• **Goal**
Lines that contain the string "Proveitos" are to be copied; leave out all others.

Entries from a visual dataset
.....

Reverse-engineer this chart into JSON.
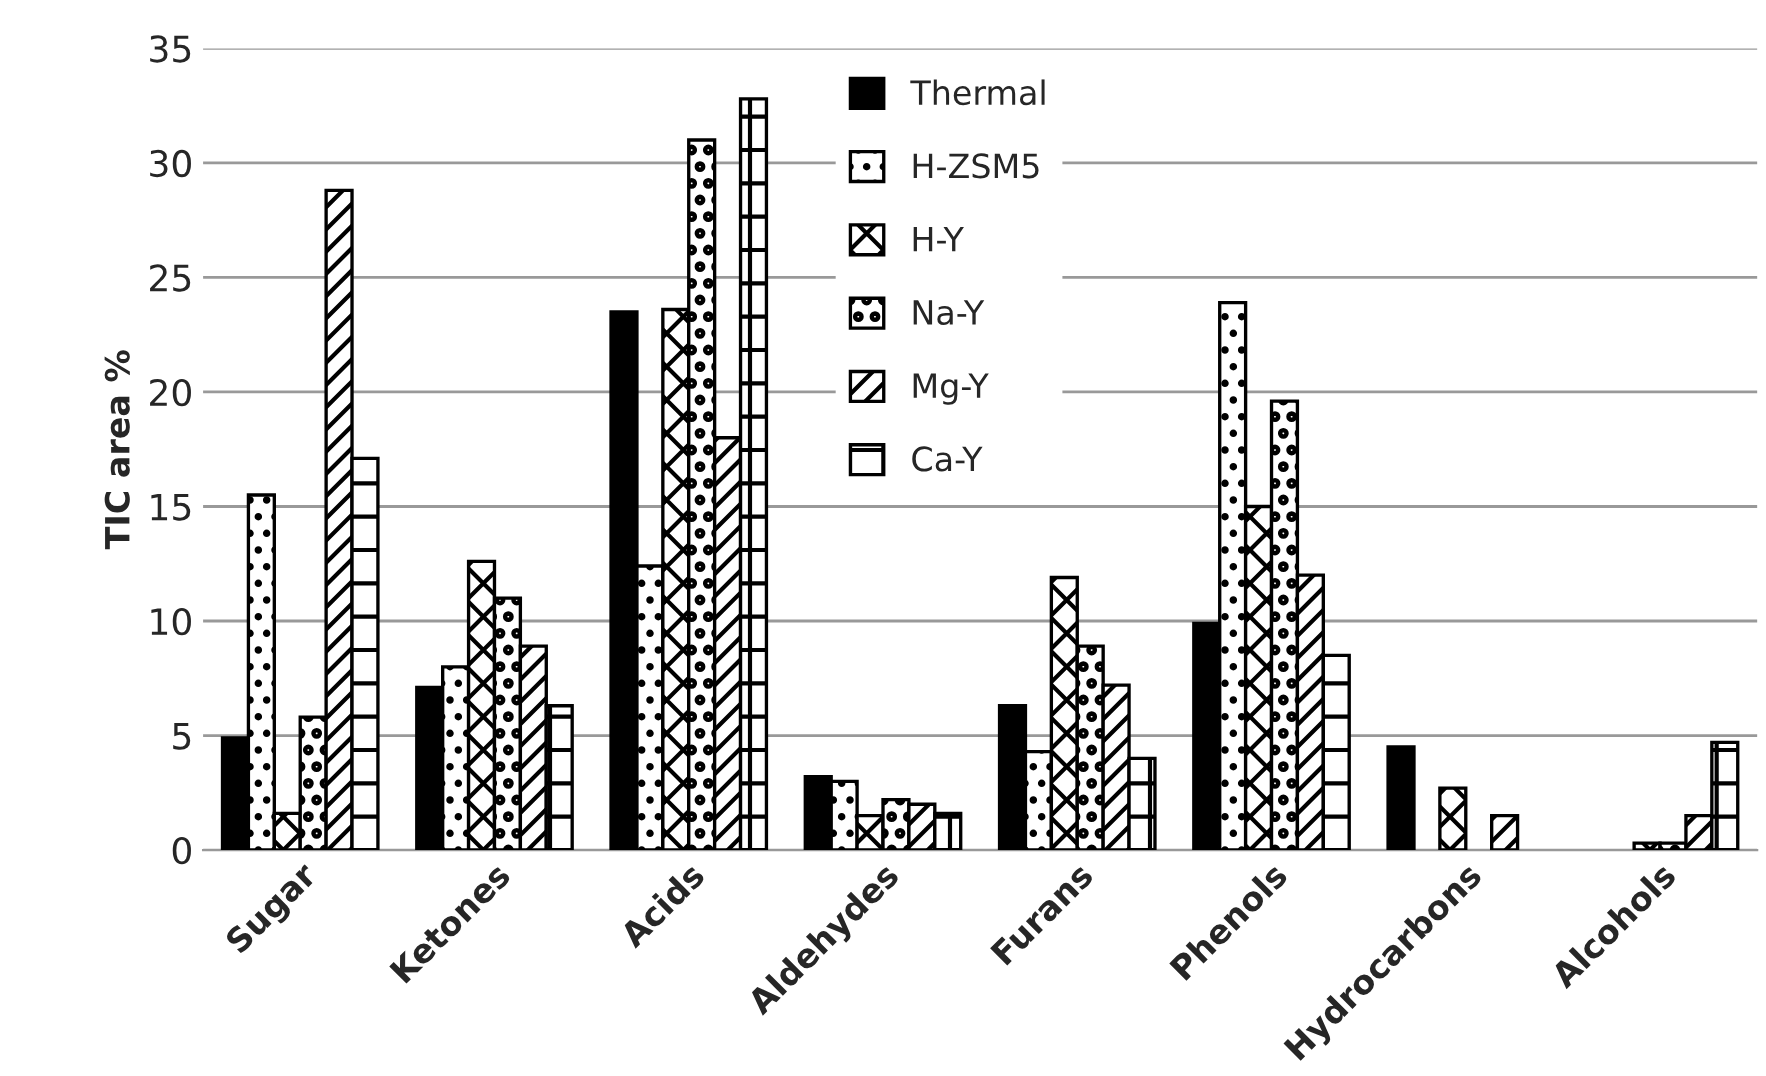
{
  "chart_data": {
    "type": "bar",
    "ylabel": "TIC area %",
    "categories": [
      "Sugar",
      "Ketones",
      "Acids",
      "Aldehydes",
      "Furans",
      "Phenols",
      "Hydrocarbons",
      "Alcohols"
    ],
    "series": [
      {
        "name": "Thermal",
        "color": "#000000",
        "values": [
          4.9,
          7.1,
          23.5,
          3.2,
          6.3,
          9.9,
          4.5,
          null
        ]
      },
      {
        "name": "H-ZSM5",
        "color": "#000000",
        "values": [
          15.5,
          8.0,
          12.4,
          3.0,
          4.3,
          23.9,
          null,
          null
        ]
      },
      {
        "name": "H-Y",
        "color": "#000000",
        "values": [
          1.6,
          12.6,
          23.6,
          1.5,
          11.9,
          15.0,
          2.7,
          0.3
        ]
      },
      {
        "name": "Na-Y",
        "color": "#000000",
        "values": [
          5.8,
          11.0,
          31.0,
          2.2,
          8.9,
          19.6,
          null,
          0.3
        ]
      },
      {
        "name": "Mg-Y",
        "color": "#000000",
        "values": [
          28.8,
          8.9,
          18.0,
          2.0,
          7.2,
          12.0,
          1.5,
          1.5
        ]
      },
      {
        "name": "Ca-Y",
        "color": "#000000",
        "values": [
          17.1,
          6.3,
          32.8,
          1.6,
          4.0,
          8.5,
          null,
          4.7
        ]
      }
    ],
    "ylim": [
      0,
      35
    ],
    "yticks": [
      0,
      5,
      10,
      15,
      20,
      25,
      30,
      35
    ],
    "grid": "y",
    "legend": "top"
  }
}
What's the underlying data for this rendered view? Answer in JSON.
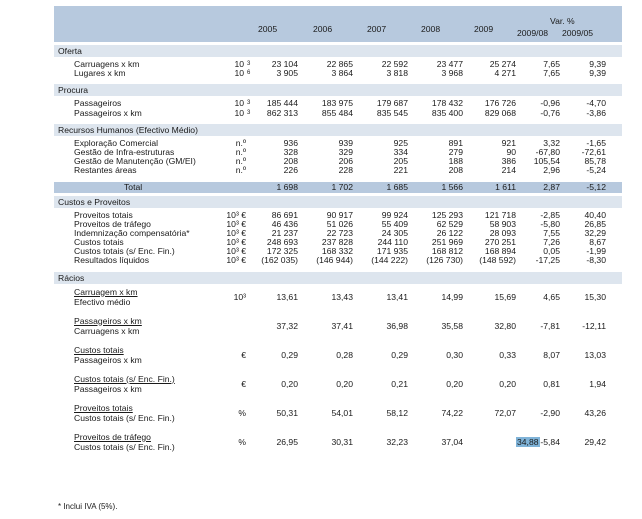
{
  "header": {
    "years": [
      "2005",
      "2006",
      "2007",
      "2008",
      "2009"
    ],
    "var_title": "Var. %",
    "var_cols": [
      "2009/08",
      "2009/05"
    ]
  },
  "oferta": {
    "title": "Oferta",
    "rows": [
      {
        "label": "Carruagens x km",
        "unit": "10",
        "exp": "3",
        "v": [
          "23 104",
          "22 865",
          "22 592",
          "23 477",
          "25 274",
          "7,65",
          "9,39"
        ]
      },
      {
        "label": "Lugares x km",
        "unit": "10",
        "exp": "6",
        "v": [
          "3 905",
          "3 864",
          "3 818",
          "3 968",
          "4 271",
          "7,65",
          "9,39"
        ]
      }
    ]
  },
  "procura": {
    "title": "Procura",
    "rows": [
      {
        "label": "Passageiros",
        "unit": "10",
        "exp": "3",
        "v": [
          "185 444",
          "183 975",
          "179 687",
          "178 432",
          "176 726",
          "-0,96",
          "-4,70"
        ]
      },
      {
        "label": "Passageiros x km",
        "unit": "10",
        "exp": "3",
        "v": [
          "862 313",
          "855 484",
          "835 545",
          "835 400",
          "829 068",
          "-0,76",
          "-3,86"
        ]
      }
    ]
  },
  "rh": {
    "title": "Recursos Humanos (Efectivo Médio)",
    "rows": [
      {
        "label": "Exploração Comercial",
        "unit": "n.º",
        "v": [
          "936",
          "939",
          "925",
          "891",
          "921",
          "3,32",
          "-1,65"
        ]
      },
      {
        "label": "Gestão de Infra-estruturas",
        "unit": "n.º",
        "v": [
          "328",
          "329",
          "334",
          "279",
          "90",
          "-67,80",
          "-72,61"
        ]
      },
      {
        "label": "Gestão de Manutenção (GM/EI)",
        "unit": "n.º",
        "v": [
          "208",
          "206",
          "205",
          "188",
          "386",
          "105,54",
          "85,78"
        ]
      },
      {
        "label": "Restantes áreas",
        "unit": "n.º",
        "v": [
          "226",
          "228",
          "221",
          "208",
          "214",
          "2,96",
          "-5,24"
        ]
      }
    ],
    "total": {
      "label": "Total",
      "v": [
        "1 698",
        "1 702",
        "1 685",
        "1 566",
        "1 611",
        "2,87",
        "-5,12"
      ]
    }
  },
  "custos": {
    "title": "Custos e Proveitos",
    "rows": [
      {
        "label": "Proveitos totais",
        "unit": "10³ €",
        "v": [
          "86 691",
          "90 917",
          "99 924",
          "125 293",
          "121 718",
          "-2,85",
          "40,40"
        ]
      },
      {
        "label": "Proveitos de tráfego",
        "unit": "10³ €",
        "v": [
          "46 436",
          "51 026",
          "55 409",
          "62 529",
          "58 903",
          "-5,80",
          "26,85"
        ]
      },
      {
        "label": "Indemnização compensatória*",
        "unit": "10³ €",
        "v": [
          "21 237",
          "22 723",
          "24 305",
          "26 122",
          "28 093",
          "7,55",
          "32,29"
        ]
      },
      {
        "label": "Custos totais",
        "unit": "10³ €",
        "v": [
          "248 693",
          "237 828",
          "244 110",
          "251 969",
          "270 251",
          "7,26",
          "8,67"
        ]
      },
      {
        "label": "Custos totais (s/ Enc. Fin.)",
        "unit": "10³ €",
        "v": [
          "172 325",
          "168 332",
          "171 935",
          "168 812",
          "168 894",
          "0,05",
          "-1,99"
        ]
      },
      {
        "label": "Resultados líquidos",
        "unit": "10³ €",
        "v": [
          "(162 035)",
          "(146 944)",
          "(144 222)",
          "(126 730)",
          "(148 592)",
          "-17,25",
          "-8,30"
        ]
      }
    ]
  },
  "racios": {
    "title": "Rácios",
    "rows": [
      {
        "num": "Carruagem x km",
        "den": "Efectivo médio",
        "unit": "10³",
        "v": [
          "13,61",
          "13,43",
          "13,41",
          "14,99",
          "15,69",
          "4,65",
          "15,30"
        ]
      },
      {
        "num": "Passageiros x km",
        "den": "Carruagens x km",
        "unit": "",
        "v": [
          "37,32",
          "37,41",
          "36,98",
          "35,58",
          "32,80",
          "-7,81",
          "-12,11"
        ]
      },
      {
        "num": "Custos totais",
        "den": "Passageiros x km",
        "unit": "€",
        "v": [
          "0,29",
          "0,28",
          "0,29",
          "0,30",
          "0,33",
          "8,07",
          "13,03"
        ]
      },
      {
        "num": "Custos totais (s/ Enc. Fin.)",
        "den": "Passageiros x km",
        "unit": "€",
        "v": [
          "0,20",
          "0,20",
          "0,21",
          "0,20",
          "0,20",
          "0,81",
          "1,94"
        ]
      },
      {
        "num": "Proveitos totais",
        "den": "Custos totais (s/ Enc. Fin.)",
        "unit": "%",
        "v": [
          "50,31",
          "54,01",
          "58,12",
          "74,22",
          "72,07",
          "-2,90",
          "43,26"
        ]
      },
      {
        "num": "Proveitos de tráfego",
        "den": "Custos totais (s/ Enc. Fin.)",
        "unit": "%",
        "v": [
          "26,95",
          "30,31",
          "32,23",
          "37,04",
          "34,88",
          "-5,84",
          "29,42"
        ]
      }
    ]
  },
  "footnote": "* Inclui IVA (5%)."
}
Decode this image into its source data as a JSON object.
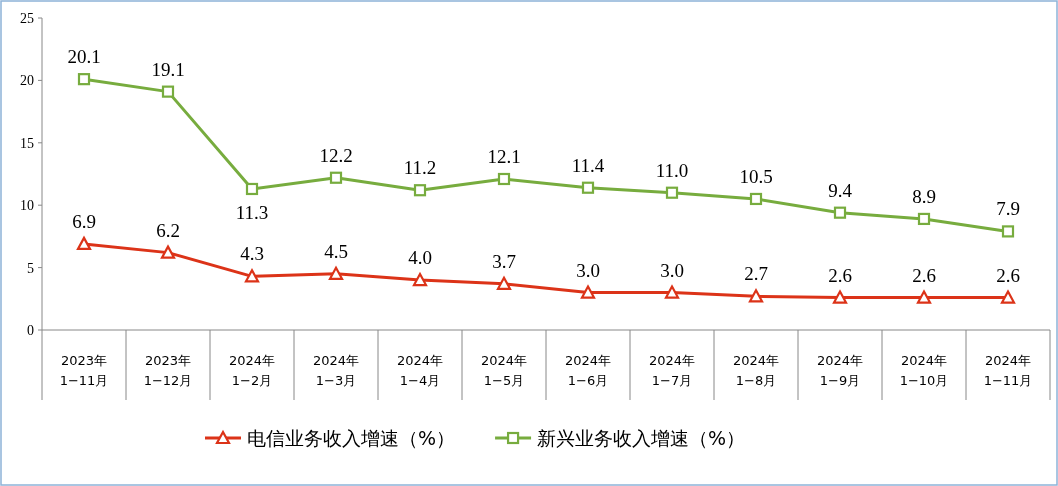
{
  "chart_data": {
    "type": "line",
    "categories": [
      "2023年\n1−11月",
      "2023年\n1−12月",
      "2024年\n1−2月",
      "2024年\n1−3月",
      "2024年\n1−4月",
      "2024年\n1−5月",
      "2024年\n1−6月",
      "2024年\n1−7月",
      "2024年\n1−8月",
      "2024年\n1−9月",
      "2024年\n1−10月",
      "2024年\n1−11月"
    ],
    "series": [
      {
        "name": "电信业务收入增速（%）",
        "color": "#dc3318",
        "marker": "triangle",
        "values": [
          6.9,
          6.2,
          4.3,
          4.5,
          4.0,
          3.7,
          3.0,
          3.0,
          2.7,
          2.6,
          2.6,
          2.6
        ],
        "value_labels": [
          "6.9",
          "6.2",
          "4.3",
          "4.5",
          "4.0",
          "3.7",
          "3.0",
          "3.0",
          "2.7",
          "2.6",
          "2.6",
          "2.6"
        ]
      },
      {
        "name": "新兴业务收入增速（%）",
        "color": "#77ac3e",
        "marker": "square",
        "values": [
          20.1,
          19.1,
          11.3,
          12.2,
          11.2,
          12.1,
          11.4,
          11.0,
          10.5,
          9.4,
          8.9,
          7.9
        ],
        "value_labels": [
          "20.1",
          "19.1",
          "11.3",
          "12.2",
          "11.2",
          "12.1",
          "11.4",
          "11.0",
          "10.5",
          "9.4",
          "8.9",
          "7.9"
        ]
      }
    ],
    "ylim": [
      0,
      25
    ],
    "yticks": [
      0,
      5,
      10,
      15,
      20,
      25
    ],
    "grid": false,
    "legend": "bottom"
  }
}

.....

• **Exercise result**
    "title": "Custos e Proveitos",
        "label": "Proveitos totais",
        "label": "Proveitos de tráfego",
        "num": "Proveitos totais",
        "num": "Proveitos de tráfego",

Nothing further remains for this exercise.